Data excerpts
— Begin —

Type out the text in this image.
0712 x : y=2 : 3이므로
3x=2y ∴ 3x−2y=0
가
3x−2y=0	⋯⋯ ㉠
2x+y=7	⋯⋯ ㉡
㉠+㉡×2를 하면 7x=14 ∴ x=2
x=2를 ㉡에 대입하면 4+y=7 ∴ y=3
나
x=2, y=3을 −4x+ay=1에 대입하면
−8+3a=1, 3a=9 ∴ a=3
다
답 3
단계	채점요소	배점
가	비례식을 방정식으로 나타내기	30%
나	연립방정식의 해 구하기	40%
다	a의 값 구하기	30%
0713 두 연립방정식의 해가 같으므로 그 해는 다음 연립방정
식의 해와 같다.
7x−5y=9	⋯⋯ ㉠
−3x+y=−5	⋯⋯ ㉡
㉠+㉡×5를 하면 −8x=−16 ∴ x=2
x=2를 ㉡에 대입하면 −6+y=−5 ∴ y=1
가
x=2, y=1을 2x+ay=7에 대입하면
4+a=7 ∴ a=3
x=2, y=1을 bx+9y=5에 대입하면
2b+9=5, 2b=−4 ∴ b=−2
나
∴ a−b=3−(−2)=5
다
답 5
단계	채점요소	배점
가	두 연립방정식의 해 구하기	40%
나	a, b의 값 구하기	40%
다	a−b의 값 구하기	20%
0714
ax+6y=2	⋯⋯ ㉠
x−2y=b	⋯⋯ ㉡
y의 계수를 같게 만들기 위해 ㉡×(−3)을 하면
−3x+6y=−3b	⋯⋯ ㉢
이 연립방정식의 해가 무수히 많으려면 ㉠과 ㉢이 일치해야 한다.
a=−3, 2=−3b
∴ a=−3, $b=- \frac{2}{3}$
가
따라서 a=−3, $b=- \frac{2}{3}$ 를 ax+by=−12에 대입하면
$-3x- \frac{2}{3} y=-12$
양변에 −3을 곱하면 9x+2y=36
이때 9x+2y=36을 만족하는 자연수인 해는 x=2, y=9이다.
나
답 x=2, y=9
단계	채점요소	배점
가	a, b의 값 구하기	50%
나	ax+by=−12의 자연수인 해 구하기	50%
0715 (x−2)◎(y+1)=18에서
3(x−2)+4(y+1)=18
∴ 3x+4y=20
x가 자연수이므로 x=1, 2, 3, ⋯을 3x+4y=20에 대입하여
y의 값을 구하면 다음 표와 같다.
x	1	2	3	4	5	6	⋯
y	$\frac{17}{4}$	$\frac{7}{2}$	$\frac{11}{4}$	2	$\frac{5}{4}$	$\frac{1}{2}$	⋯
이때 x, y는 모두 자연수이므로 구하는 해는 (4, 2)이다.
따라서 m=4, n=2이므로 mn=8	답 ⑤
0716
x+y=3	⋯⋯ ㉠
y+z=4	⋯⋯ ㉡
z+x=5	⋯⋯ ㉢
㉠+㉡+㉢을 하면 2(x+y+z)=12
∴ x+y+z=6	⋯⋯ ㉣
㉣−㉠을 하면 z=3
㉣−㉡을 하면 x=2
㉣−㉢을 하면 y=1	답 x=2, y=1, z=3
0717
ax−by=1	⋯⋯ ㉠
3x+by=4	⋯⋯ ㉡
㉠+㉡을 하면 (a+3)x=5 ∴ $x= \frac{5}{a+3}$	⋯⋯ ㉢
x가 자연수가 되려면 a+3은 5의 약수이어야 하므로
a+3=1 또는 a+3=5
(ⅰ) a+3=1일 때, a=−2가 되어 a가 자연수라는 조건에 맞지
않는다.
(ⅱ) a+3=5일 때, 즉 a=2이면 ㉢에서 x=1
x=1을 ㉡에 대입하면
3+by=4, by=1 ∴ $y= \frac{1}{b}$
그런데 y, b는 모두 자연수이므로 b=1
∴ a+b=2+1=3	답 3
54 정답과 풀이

— End —

## WHAT TO PRODUCE
Report each line in the data that holds the word "대입하면".

## RESPONSE
x=2를 ㉡에 대입하면 4+y=7 ∴ y=3
x=2, y=3을 −4x+ay=1에 대입하면
x=2를 ㉡에 대입하면 −6+y=−5 ∴ y=1
x=2, y=1을 2x+ay=7에 대입하면
x=2, y=1을 bx+9y=5에 대입하면
따라서 a=−3, $b=- \frac{2}{3}$ 를 ax+by=−12에 대입하면
x=1을 ㉡에 대입하면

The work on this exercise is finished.